• [Task requirements]
(1) In the passage on Russian theatres, on what date did a Moscow theatre attach a huge letter Z to its facade?
(2) Please transcribe the passage on Russian theatres, beginning at the words "A few weeks" and stopping after "publicly taking sides.".
-- START Selected excerpt --
Zhanna, a dark-haired, dark-eyed young set designer, perched uncomfortably on her chair in a busy café in St Petersburg. Her gaze measured the distance between our table and the others nearby. All of them were within earshot. Should we go for a walk instead, I suggested. She laughed. “Things that once seemed fantastical have now become real,” she said, as we stepped outside. “It’s a dystopia come to life.”
A few weeks into the war, Zhanna found out that proceeds from one of her plays were to be directed to a charity for the Donbas, the Russian-occupied region of eastern Ukraine. Mention of the Donbas had become a byword in Russia for pro-invasion views. Zhanna attempted to protest the decision, but was overruled. On the ground in Ukraine, the war was quickly turning disastrous for the Kremlin. It needed to ramp up support at home, and the cultural ministry used a string of patriotic charity events it called “Open Curtain” — some fundraising for the families of Russian soldiers who died, others offering free seats — to force theatres into publicly taking sides.
One by one, Zhanna’s colleagues and friends chose to leave the country. Almost all of Russia’s star directors left. Kirill Serebrennikov to Berlin. Yury Butusov to Paris. Dmitry Krymov to New York.
Then came the letter Z. It was first used by the Russian army as an identifying tag on the sides of its tanks invading Ukraine, but swiftly migrated on to T-shirts, billboards and bumper stickers, adopting new meaning: unwavering support for the war. Teachers made children pose for pictures in Z formations. So did the director of a kids’ leukaemia ward.
On March 29, a Moscow theatre stuck a massive version of the letter to its facade, three storeys high. The theatre’s director, Vladimir Mashkov, a longtime Putin supporter, claimed the decoration was his own initiative. Others followed suit, whether by order of the ministry or of their own accord. Within days, dozens of Russian theatre buildings were marked with a Z.
In Moscow, director Nikita Betekhtin began to collate a public Google Doc list of every theatre in the country that had attached the Z to its facade. Betekhtin, who remained a vocal critic of the invasion, called them the zigateatry, meaning “the theatres that had done the Sieg Heil Nazi salute”.
Every morning on his way to work, Oleg wondered if he’d arrive to find the letter installed by officials. “I decided for myself then that if they did hang the Z, I would write my resignation letter the same day.” One April morning, he arrived to find the workers in his carpentry shop had handmade a large Z out of Scotch tape in the theatre courtyard. It hung there on a workshop wall. He wondered what to do. If he ordered them to remove it, he might be denounced. Oleg paced, mulling it over.
Finally, Oleg got the workers together and told them the DIY logo had to go. “Guys, what are you doing?” he asked. At the time, local malls and schools were receiving bomb threats and being evacuated, a fact he decided to use. “You want us to start getting bomb threats too?” The staff agreed to take the letter down without seeing through the ruse. For a time, Oleg waited for blowback, but nothing happened. “I felt like a hero,” he said.
-- END Selected excerpt --
-- START Records shown --
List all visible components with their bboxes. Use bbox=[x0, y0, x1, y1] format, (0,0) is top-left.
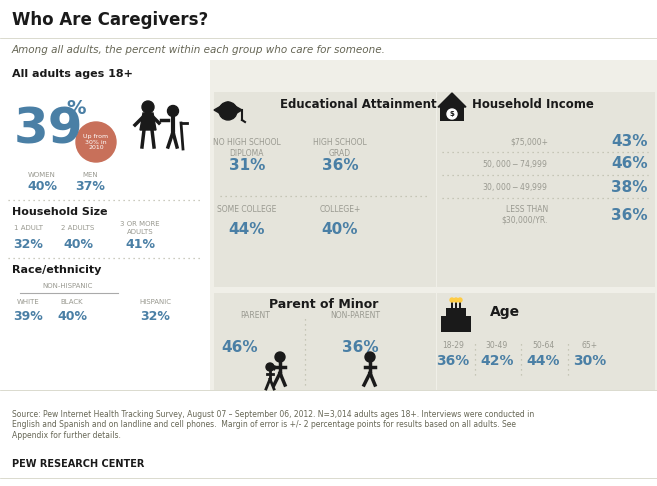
Text: 50-64: 50-64 bbox=[532, 342, 554, 350]
Text: NON-HISPANIC: NON-HISPANIC bbox=[43, 283, 93, 289]
Text: 39%: 39% bbox=[13, 310, 43, 323]
Text: SOME COLLEGE: SOME COLLEGE bbox=[217, 206, 277, 214]
Bar bbox=[0, 0, 657, 38]
Text: 18-29: 18-29 bbox=[442, 342, 464, 350]
Text: %: % bbox=[66, 99, 85, 118]
Text: 44%: 44% bbox=[229, 223, 265, 238]
Text: Household Income: Household Income bbox=[472, 99, 594, 111]
Circle shape bbox=[275, 352, 285, 362]
Bar bbox=[437, 293, 655, 390]
Polygon shape bbox=[438, 93, 466, 107]
Bar bbox=[440, 107, 464, 121]
Text: 37%: 37% bbox=[75, 180, 105, 193]
Text: 42%: 42% bbox=[480, 354, 514, 368]
Text: $50,000-$74,999: $50,000-$74,999 bbox=[482, 158, 548, 170]
Text: 38%: 38% bbox=[612, 179, 648, 194]
Text: HIGH SCHOOL
GRAD: HIGH SCHOOL GRAD bbox=[313, 139, 367, 157]
Text: 46%: 46% bbox=[612, 156, 648, 172]
Bar bbox=[459, 301, 461, 308]
Text: Who Are Caregivers?: Who Are Caregivers? bbox=[12, 11, 208, 29]
Text: 39: 39 bbox=[14, 106, 83, 154]
Text: Age: Age bbox=[490, 305, 520, 319]
Polygon shape bbox=[214, 102, 242, 118]
Bar bbox=[451, 301, 453, 308]
Text: MEN: MEN bbox=[82, 172, 98, 178]
Text: $75,000+: $75,000+ bbox=[510, 138, 548, 146]
Text: 36%: 36% bbox=[436, 354, 470, 368]
Bar bbox=[455, 301, 457, 308]
Text: 1 ADULT: 1 ADULT bbox=[14, 225, 43, 231]
Text: NON-PARENT: NON-PARENT bbox=[330, 312, 380, 320]
Bar bbox=[0, 390, 657, 486]
Text: Among all adults, the percent within each group who care for someone.: Among all adults, the percent within eac… bbox=[12, 45, 386, 55]
Text: 44%: 44% bbox=[526, 354, 560, 368]
Circle shape bbox=[458, 298, 462, 302]
Text: Race/ethnicity: Race/ethnicity bbox=[12, 265, 101, 275]
Text: 36%: 36% bbox=[612, 208, 648, 223]
Text: 41%: 41% bbox=[125, 238, 155, 250]
Text: 30-49: 30-49 bbox=[486, 342, 508, 350]
Circle shape bbox=[76, 122, 116, 162]
Text: 32%: 32% bbox=[13, 238, 43, 250]
Text: COLLEGE+: COLLEGE+ bbox=[319, 206, 361, 214]
Circle shape bbox=[447, 109, 457, 119]
Circle shape bbox=[168, 105, 179, 117]
Text: Educational Attainment: Educational Attainment bbox=[280, 99, 437, 111]
Text: Source: Pew Internet Health Tracking Survey, August 07 – September 06, 2012. N=3: Source: Pew Internet Health Tracking Sur… bbox=[12, 410, 534, 440]
Circle shape bbox=[142, 101, 154, 113]
Text: 40%: 40% bbox=[63, 238, 93, 250]
Text: WOMEN: WOMEN bbox=[28, 172, 56, 178]
Text: Household Size: Household Size bbox=[12, 207, 108, 217]
Text: $: $ bbox=[449, 111, 455, 117]
Text: PARENT: PARENT bbox=[240, 312, 270, 320]
Bar bbox=[437, 92, 655, 287]
Text: 3 OR MORE
ADULTS: 3 OR MORE ADULTS bbox=[120, 222, 160, 235]
Circle shape bbox=[365, 352, 375, 362]
Bar bbox=[0, 38, 657, 60]
Polygon shape bbox=[140, 113, 156, 130]
Text: Parent of Minor: Parent of Minor bbox=[269, 297, 378, 311]
Text: 46%: 46% bbox=[221, 341, 258, 355]
Text: $30,000-$49,999: $30,000-$49,999 bbox=[482, 181, 548, 193]
Text: 32%: 32% bbox=[140, 310, 170, 323]
Circle shape bbox=[219, 102, 237, 120]
Text: WHITE: WHITE bbox=[16, 299, 39, 305]
Bar bbox=[441, 316, 471, 332]
Text: LESS THAN
$30,000/YR.: LESS THAN $30,000/YR. bbox=[502, 205, 548, 225]
Text: 31%: 31% bbox=[229, 158, 265, 174]
Text: PEW RESEARCH CENTER: PEW RESEARCH CENTER bbox=[12, 459, 145, 469]
Text: 30%: 30% bbox=[574, 354, 606, 368]
Bar bbox=[0, 60, 210, 390]
Text: Up from
30% in
2010: Up from 30% in 2010 bbox=[83, 134, 108, 150]
Circle shape bbox=[450, 298, 454, 302]
Text: NO HIGH SCHOOL
DIPLOMA: NO HIGH SCHOOL DIPLOMA bbox=[213, 139, 281, 157]
Circle shape bbox=[266, 363, 274, 371]
Bar bbox=[446, 308, 466, 316]
Bar bbox=[214, 293, 436, 390]
Bar bbox=[214, 92, 436, 287]
Text: 40%: 40% bbox=[27, 180, 57, 193]
Text: BLACK: BLACK bbox=[60, 299, 83, 305]
Text: 2 ADULTS: 2 ADULTS bbox=[61, 225, 95, 231]
Circle shape bbox=[454, 298, 458, 302]
Text: 40%: 40% bbox=[322, 223, 358, 238]
Text: 36%: 36% bbox=[322, 158, 358, 174]
Text: 43%: 43% bbox=[612, 135, 648, 150]
Text: 36%: 36% bbox=[342, 341, 378, 355]
Text: HISPANIC: HISPANIC bbox=[139, 299, 171, 305]
Text: 65+: 65+ bbox=[582, 342, 598, 350]
Text: All adults ages 18+: All adults ages 18+ bbox=[12, 69, 133, 79]
Text: 40%: 40% bbox=[57, 310, 87, 323]
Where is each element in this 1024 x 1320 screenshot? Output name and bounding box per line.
-- END Records shown --
• [Written answers]
(1) March 29

(2)
A few weeks into the war, Zhanna found out that proceeds from one of her plays were to be directed to a charity for the Donbas, the Russian-occupied region of eastern Ukraine. Mention of the Donbas had become a byword in Russia for pro-invasion views. Zhanna attempted to protest the decision, but was overruled. On the ground in Ukraine, the war was quickly turning disastrous for the Kremlin. It needed to ramp up support at home, and the cultural ministry used a string of patriotic charity events it called “Open Curtain” — some fundraising for the families of Russian soldiers who died, others offering free seats — to force theatres into publicly taking sides.